▶ _INSTRUCTIONS TO FOLLOW_
All entries must be repeated exactly; do not include the pictures.

Excerpt from a dataset:
================

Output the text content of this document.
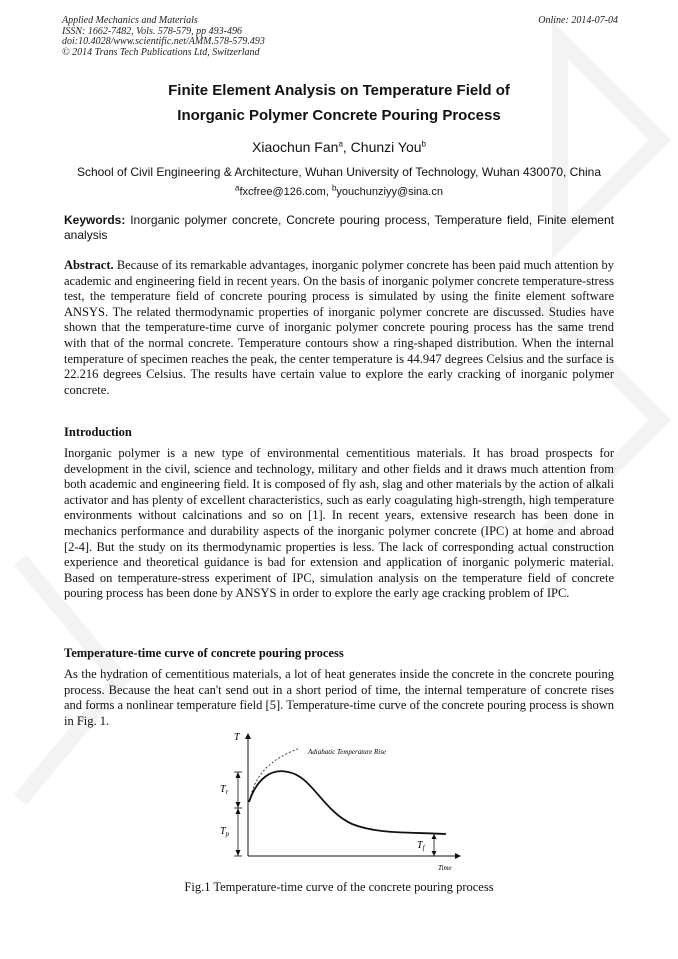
Applied Mechanics and Materials
ISSN: 1662-7482, Vols. 578-579, pp 493-496
doi:10.4028/www.scientific.net/AMM.578-579.493
© 2014 Trans Tech Publications Ltd, Switzerland
Online: 2014-07-04
Finite Element Analysis on Temperature Field of
Inorganic Polymer Concrete Pouring Process
Xiaochun Fan$^a$, Chunzi You$^b$
School of Civil Engineering & Architecture, Wuhan University of Technology, Wuhan 430070, China
$^a$fxcfree@126.com, $^b$youchunziyy@sina.cn
Keywords: Inorganic polymer concrete, Concrete pouring process, Temperature field, Finite element analysis
Abstract. Because of its remarkable advantages, inorganic polymer concrete has been paid much attention by academic and engineering field in recent years. On the basis of inorganic polymer concrete temperature-stress test, the temperature field of concrete pouring process is simulated by using the finite element software ANSYS. The related thermodynamic properties of inorganic polymer concrete are discussed. Studies have shown that the temperature-time curve of inorganic polymer concrete pouring process has the same trend with that of the normal concrete. Temperature contours show a ring-shaped distribution. When the internal temperature of specimen reaches the peak, the center temperature is 44.947 degrees Celsius and the surface is 22.216 degrees Celsius. The results have certain value to explore the early cracking of inorganic polymer concrete.
Introduction
Inorganic polymer is a new type of environmental cementitious materials. It has broad prospects for development in the civil, science and technology, military and other fields and it draws much attention from both academic and engineering field. It is composed of fly ash, slag and other materials by the action of alkali activator and has plenty of excellent characteristics, such as early coagulating high-strength, high temperature environments without calcinations and so on [1]. In recent years, extensive research has been done in mechanics performance and durability aspects of the inorganic polymer concrete (IPC) at home and abroad [2-4]. But the study on its thermodynamic properties is less. The lack of corresponding actual construction experience and theoretical guidance is bad for extension and application of inorganic polymeric material. Based on temperature-stress experiment of IPC, simulation analysis on the temperature field of concrete pouring process has been done by ANSYS in order to explore the early age cracking problem of IPC.
Temperature-time curve of concrete pouring process
As the hydration of cementitious materials, a lot of heat generates inside the concrete in the concrete pouring process. Because the heat can't send out in a short period of time, the internal temperature of concrete rises and forms a nonlinear temperature field [5]. Temperature-time curve of the concrete pouring process is shown in Fig. 1.
T
Time
Adiabatic Temperature Rise
$T_r$
$T_p$
$T_f$
Fig.1 Temperature-time curve of the concrete pouring process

================

▶ _ANSWER TO THE PROBLEM_
Output the text content of this document.
Applied Mechanics and Materials
ISSN: 1662-7482, Vols. 578-579, pp 493-496
doi:10.4028/www.scientific.net/AMM.578-579.493
© 2014 Trans Tech Publications Ltd, Switzerland
Online: 2014-07-04
Finite Element Analysis on Temperature Field of
Inorganic Polymer Concrete Pouring Process
Xiaochun Fan$^a$, Chunzi You$^b$
School of Civil Engineering & Architecture, Wuhan University of Technology, Wuhan 430070, China
$^a$fxcfree@126.com, $^b$youchunziyy@sina.cn
Keywords: Inorganic polymer concrete, Concrete pouring process, Temperature field, Finite element analysis
Abstract. Because of its remarkable advantages, inorganic polymer concrete has been paid much attention by academic and engineering field in recent years. On the basis of inorganic polymer concrete temperature-stress test, the temperature field of concrete pouring process is simulated by using the finite element software ANSYS. The related thermodynamic properties of inorganic polymer concrete are discussed. Studies have shown that the temperature-time curve of inorganic polymer concrete pouring process has the same trend with that of the normal concrete. Temperature contours show a ring-shaped distribution. When the internal temperature of specimen reaches the peak, the center temperature is 44.947 degrees Celsius and the surface is 22.216 degrees Celsius. The results have certain value to explore the early cracking of inorganic polymer concrete.
Introduction
Inorganic polymer is a new type of environmental cementitious materials. It has broad prospects for development in the civil, science and technology, military and other fields and it draws much attention from both academic and engineering field. It is composed of fly ash, slag and other materials by the action of alkali activator and has plenty of excellent characteristics, such as early coagulating high-strength, high temperature environments without calcinations and so on [1]. In recent years, extensive research has been done in mechanics performance and durability aspects of the inorganic polymer concrete (IPC) at home and abroad [2-4]. But the study on its thermodynamic properties is less. The lack of corresponding actual construction experience and theoretical guidance is bad for extension and application of inorganic polymeric material. Based on temperature-stress experiment of IPC, simulation analysis on the temperature field of concrete pouring process has been done by ANSYS in order to explore the early age cracking problem of IPC.
Temperature-time curve of concrete pouring process
As the hydration of cementitious materials, a lot of heat generates inside the concrete in the concrete pouring process. Because the heat can't send out in a short period of time, the internal temperature of concrete rises and forms a nonlinear temperature field [5]. Temperature-time curve of the concrete pouring process is shown in Fig. 1.
T
Time
Adiabatic Temperature Rise
$T_r$
$T_p$
$T_f$
Fig.1 Temperature-time curve of the concrete pouring process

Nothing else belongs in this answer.